A run of records:
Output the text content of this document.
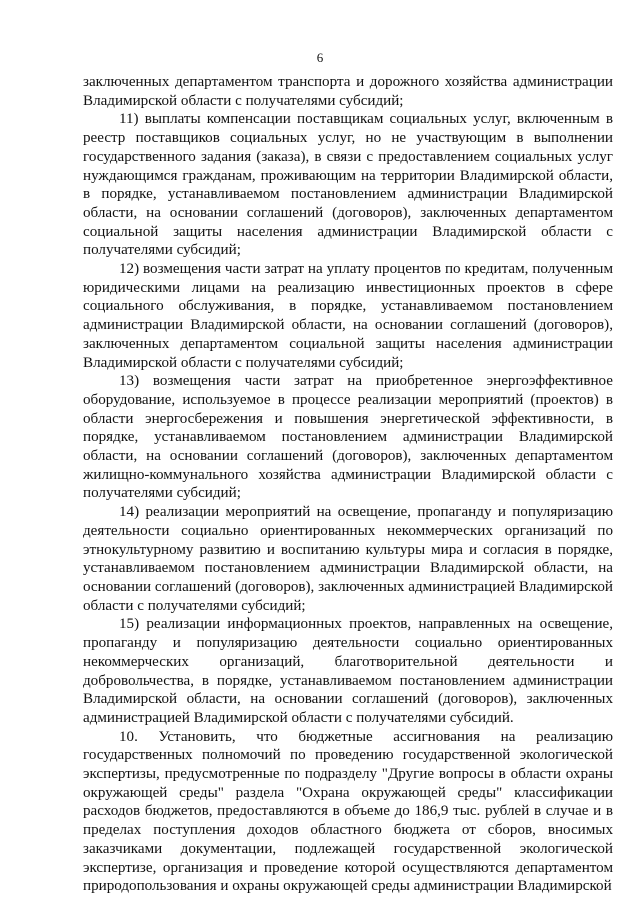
6

заключенных департаментом транспорта и дорожного хозяйства администрации Владимирской области с получателями субсидий;

11) выплаты компенсации поставщикам социальных услуг, включенным в реестр поставщиков социальных услуг, но не участвующим в выполнении государственного задания (заказа), в связи с предоставлением социальных услуг нуждающимся гражданам, проживающим на территории Владимирской области, в порядке, устанавливаемом постановлением администрации Владимирской области, на основании соглашений (договоров), заключенных департаментом социальной защиты населения администрации Владимирской области с получателями субсидий;

12) возмещения части затрат на уплату процентов по кредитам, полученным юридическими лицами на реализацию инвестиционных проектов в сфере социального обслуживания, в порядке, устанавливаемом постановлением администрации Владимирской области, на основании соглашений (договоров), заключенных департаментом социальной защиты населения администрации Владимирской области с получателями субсидий;

13) возмещения части затрат на приобретенное энергоэффективное оборудование, используемое в процессе реализации мероприятий (проектов) в области энергосбережения и повышения энергетической эффективности, в порядке, устанавливаемом постановлением администрации Владимирской области, на основании соглашений (договоров), заключенных департаментом жилищно-коммунального хозяйства администрации Владимирской области с получателями субсидий;

14) реализации мероприятий на освещение, пропаганду и популяризацию деятельности социально ориентированных некоммерческих организаций по этнокультурному развитию и воспитанию культуры мира и согласия в порядке, устанавливаемом постановлением администрации Владимирской области, на основании соглашений (договоров), заключенных администрацией Владимирской области с получателями субсидий;

15) реализации информационных проектов, направленных на освещение, пропаганду и популяризацию деятельности социально ориентированных некоммерческих организаций, благотворительной деятельности и добровольчества, в порядке, устанавливаемом постановлением администрации Владимирской области, на основании соглашений (договоров), заключенных администрацией Владимирской области с получателями субсидий.

10. Установить, что бюджетные ассигнования на реализацию государственных полномочий по проведению государственной экологической экспертизы, предусмотренные по подразделу "Другие вопросы в области охраны окружающей среды" раздела "Охрана окружающей среды" классификации расходов бюджетов, предоставляются в объеме до 186,9 тыс. рублей в случае и в пределах поступления доходов областного бюджета от сборов, вносимых заказчиками документации, подлежащей государственной экологической экспертизе, организация и проведение которой осуществляются департаментом природопользования и охраны окружающей среды администрации Владимирской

Brief:
How many lines in the records hold the string "хозяйства"? Reply with the number alone.

Solution:
2